Aim of the exercise:
Return every record below exactly as written, but leave out the pictures.

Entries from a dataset
-------------------------

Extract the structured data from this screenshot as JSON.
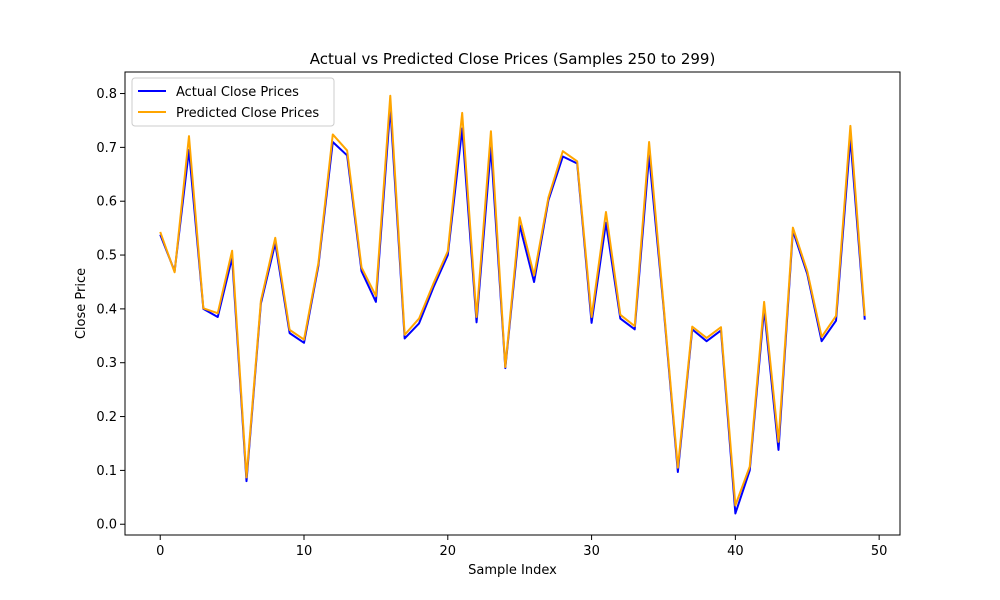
{
  "chart_data": {
    "type": "line",
    "title": "Actual vs Predicted Close Prices (Samples 250 to 299)",
    "xlabel": "Sample Index",
    "ylabel": "Close Price",
    "xlim": [
      -2.45,
      51.45
    ],
    "ylim": [
      -0.02,
      0.84
    ],
    "xticks": [
      0,
      10,
      20,
      30,
      40,
      50
    ],
    "yticks": [
      0.0,
      0.1,
      0.2,
      0.3,
      0.4,
      0.5,
      0.6,
      0.7,
      0.8
    ],
    "xtick_labels": [
      "0",
      "10",
      "20",
      "30",
      "40",
      "50"
    ],
    "ytick_labels": [
      "0.0",
      "0.1",
      "0.2",
      "0.3",
      "0.4",
      "0.5",
      "0.6",
      "0.7",
      "0.8"
    ],
    "grid": false,
    "legend_position": "upper-left",
    "x": [
      0,
      1,
      2,
      3,
      4,
      5,
      6,
      7,
      8,
      9,
      10,
      11,
      12,
      13,
      14,
      15,
      16,
      17,
      18,
      19,
      20,
      21,
      22,
      23,
      24,
      25,
      26,
      27,
      28,
      29,
      30,
      31,
      32,
      33,
      34,
      35,
      36,
      37,
      38,
      39,
      40,
      41,
      42,
      43,
      44,
      45,
      46,
      47,
      48,
      49
    ],
    "series": [
      {
        "name": "Actual Close Prices",
        "color": "#0000ff",
        "values": [
          0.538,
          0.47,
          0.695,
          0.4,
          0.385,
          0.495,
          0.08,
          0.41,
          0.522,
          0.355,
          0.337,
          0.48,
          0.71,
          0.685,
          0.47,
          0.413,
          0.775,
          0.345,
          0.373,
          0.44,
          0.5,
          0.735,
          0.375,
          0.7,
          0.29,
          0.555,
          0.45,
          0.602,
          0.683,
          0.67,
          0.374,
          0.56,
          0.382,
          0.362,
          0.685,
          0.405,
          0.097,
          0.362,
          0.34,
          0.36,
          0.02,
          0.1,
          0.4,
          0.138,
          0.545,
          0.465,
          0.34,
          0.378,
          0.717,
          0.38
        ]
      },
      {
        "name": "Predicted Close Prices",
        "color": "#ffa500",
        "values": [
          0.543,
          0.468,
          0.721,
          0.401,
          0.392,
          0.508,
          0.087,
          0.415,
          0.532,
          0.361,
          0.343,
          0.485,
          0.724,
          0.694,
          0.477,
          0.424,
          0.796,
          0.352,
          0.382,
          0.447,
          0.507,
          0.764,
          0.385,
          0.73,
          0.292,
          0.57,
          0.462,
          0.607,
          0.693,
          0.674,
          0.385,
          0.58,
          0.389,
          0.368,
          0.71,
          0.41,
          0.105,
          0.367,
          0.346,
          0.366,
          0.035,
          0.107,
          0.413,
          0.153,
          0.551,
          0.47,
          0.348,
          0.387,
          0.74,
          0.387
        ]
      }
    ]
  }
}
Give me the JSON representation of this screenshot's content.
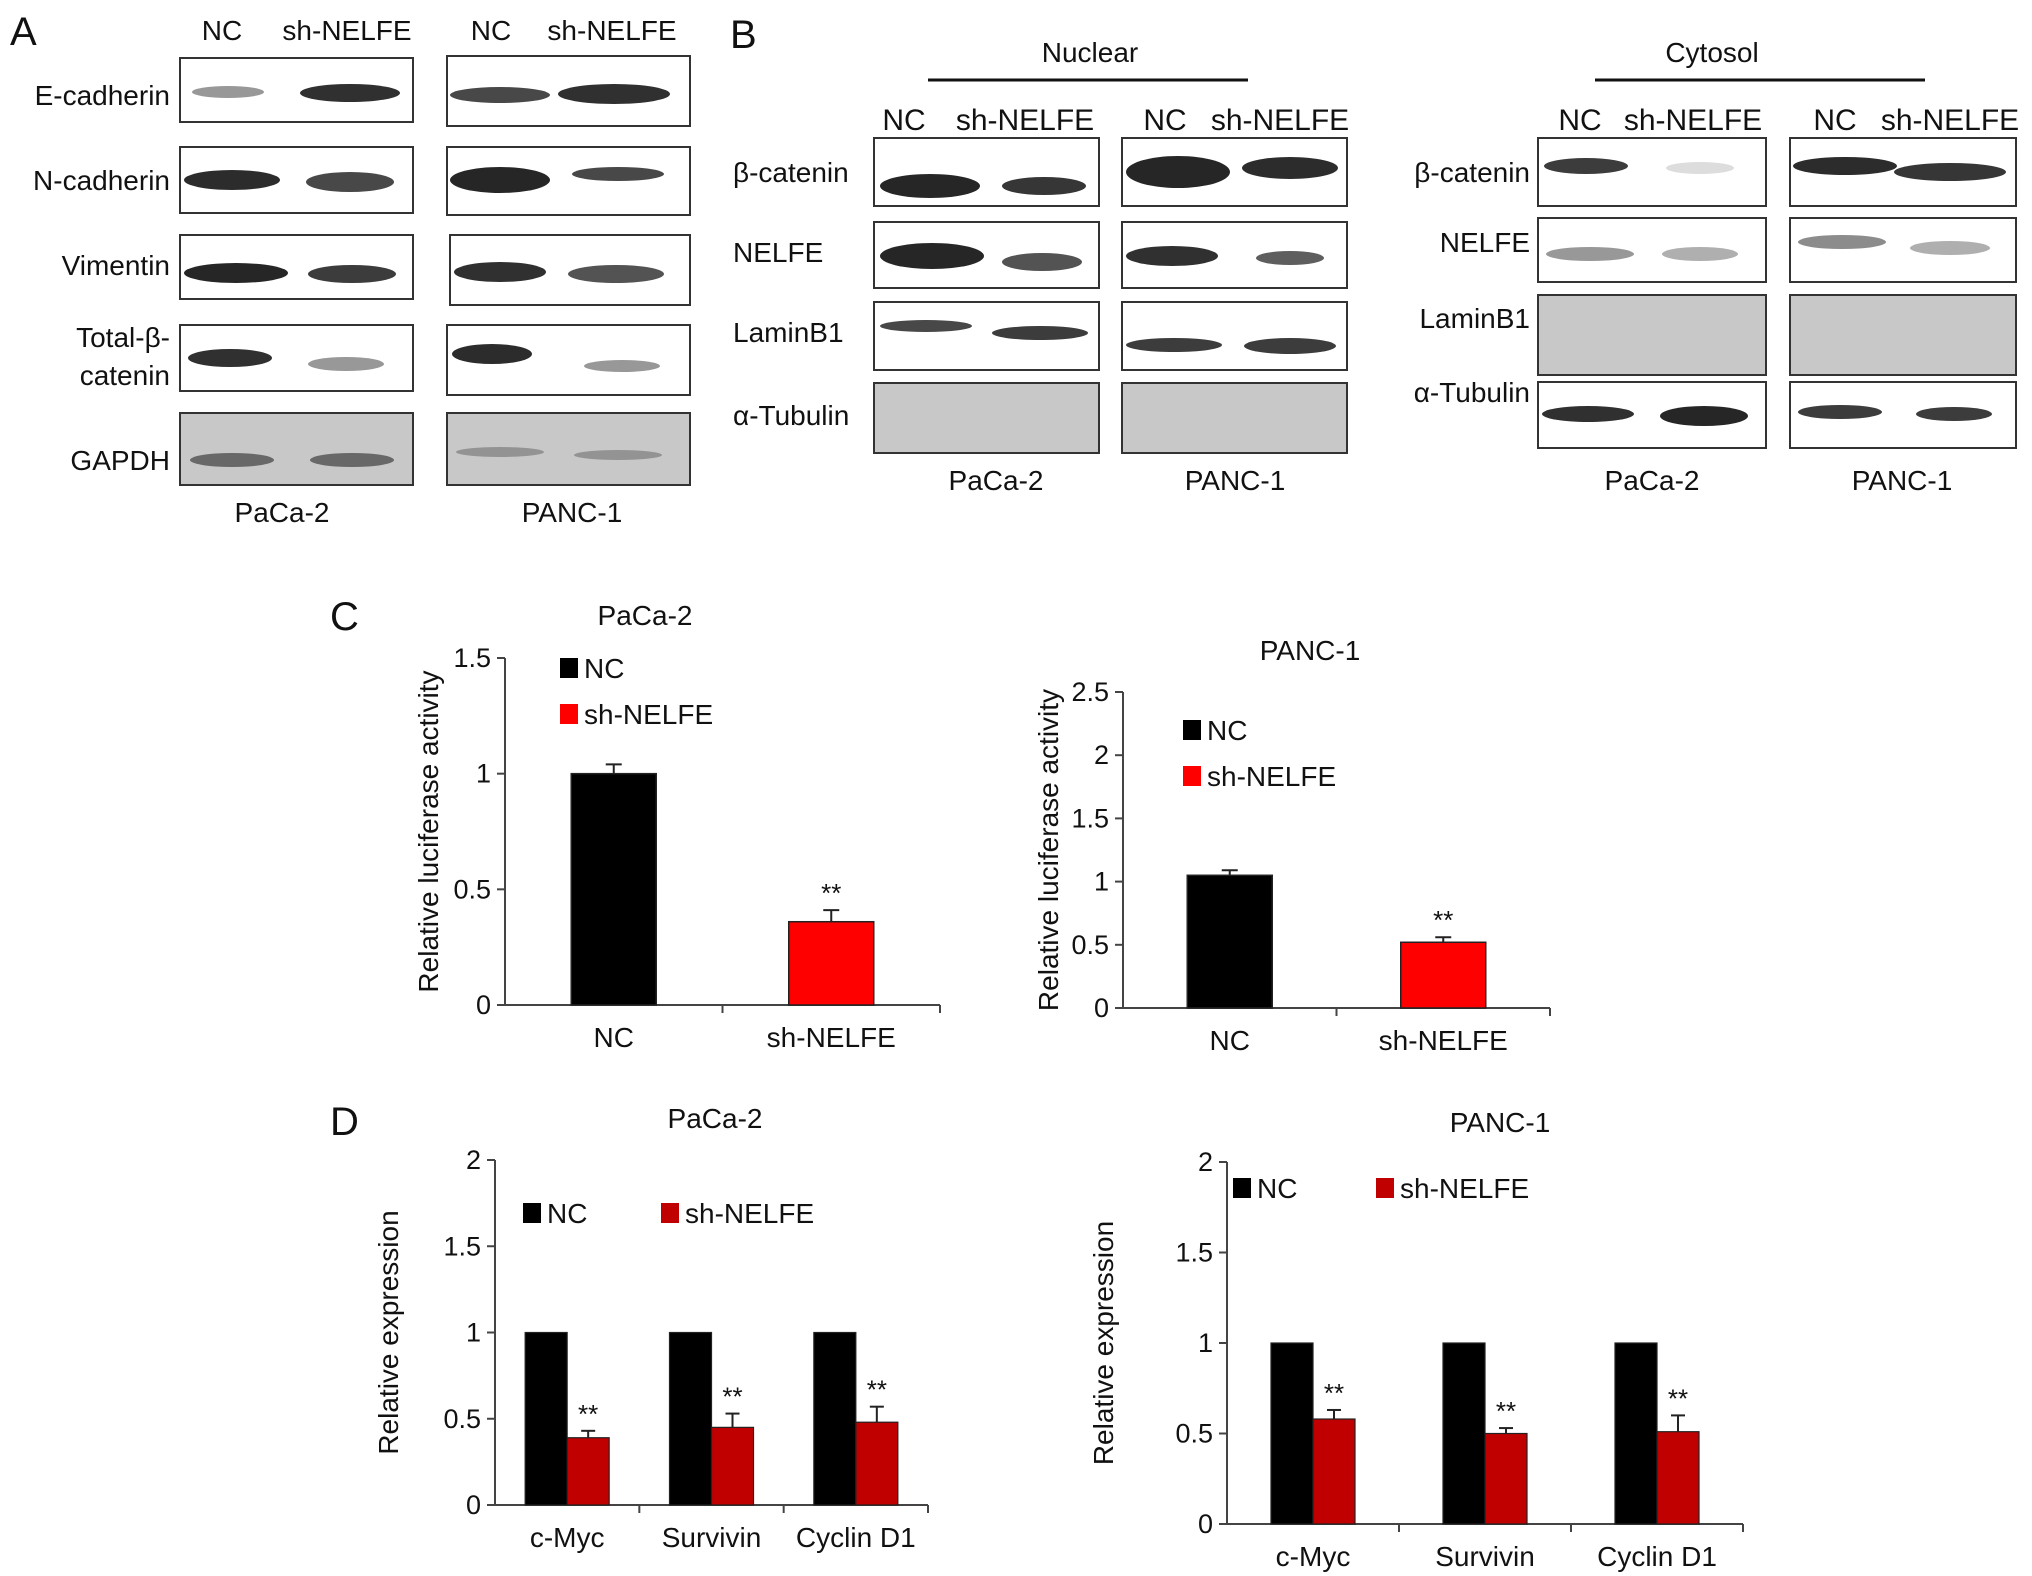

-------------------------

Reply to the exercise:
Extract the structured data from this screenshot as JSON.
{
  "chart_data": {
    "type": "line",
    "title": "Actual vs Predicted Close Prices (Samples 250 to 299)",
    "xlabel": "Sample Index",
    "ylabel": "Close Price",
    "xlim": [
      -2.45,
      51.45
    ],
    "ylim": [
      -0.02,
      0.84
    ],
    "xticks": [
      0,
      10,
      20,
      30,
      40,
      50
    ],
    "yticks": [
      0.0,
      0.1,
      0.2,
      0.3,
      0.4,
      0.5,
      0.6,
      0.7,
      0.8
    ],
    "xtick_labels": [
      "0",
      "10",
      "20",
      "30",
      "40",
      "50"
    ],
    "ytick_labels": [
      "0.0",
      "0.1",
      "0.2",
      "0.3",
      "0.4",
      "0.5",
      "0.6",
      "0.7",
      "0.8"
    ],
    "grid": false,
    "legend_position": "upper-left",
    "x": [
      0,
      1,
      2,
      3,
      4,
      5,
      6,
      7,
      8,
      9,
      10,
      11,
      12,
      13,
      14,
      15,
      16,
      17,
      18,
      19,
      20,
      21,
      22,
      23,
      24,
      25,
      26,
      27,
      28,
      29,
      30,
      31,
      32,
      33,
      34,
      35,
      36,
      37,
      38,
      39,
      40,
      41,
      42,
      43,
      44,
      45,
      46,
      47,
      48,
      49
    ],
    "series": [
      {
        "name": "Actual Close Prices",
        "color": "#0000ff",
        "values": [
          0.538,
          0.47,
          0.695,
          0.4,
          0.385,
          0.495,
          0.08,
          0.41,
          0.522,
          0.355,
          0.337,
          0.48,
          0.71,
          0.685,
          0.47,
          0.413,
          0.775,
          0.345,
          0.373,
          0.44,
          0.5,
          0.735,
          0.375,
          0.7,
          0.29,
          0.555,
          0.45,
          0.602,
          0.683,
          0.67,
          0.374,
          0.56,
          0.382,
          0.362,
          0.685,
          0.405,
          0.097,
          0.362,
          0.34,
          0.36,
          0.02,
          0.1,
          0.4,
          0.138,
          0.545,
          0.465,
          0.34,
          0.378,
          0.717,
          0.38
        ]
      },
      {
        "name": "Predicted Close Prices",
        "color": "#ffa500",
        "values": [
          0.543,
          0.468,
          0.721,
          0.401,
          0.392,
          0.508,
          0.087,
          0.415,
          0.532,
          0.361,
          0.343,
          0.485,
          0.724,
          0.694,
          0.477,
          0.424,
          0.796,
          0.352,
          0.382,
          0.447,
          0.507,
          0.764,
          0.385,
          0.73,
          0.292,
          0.57,
          0.462,
          0.607,
          0.693,
          0.674,
          0.385,
          0.58,
          0.389,
          0.368,
          0.71,
          0.41,
          0.105,
          0.367,
          0.346,
          0.366,
          0.035,
          0.107,
          0.413,
          0.153,
          0.551,
          0.47,
          0.348,
          0.387,
          0.74,
          0.387
        ]
      }
    ]
  }
}
Give me the JSON representation of this screenshot's content.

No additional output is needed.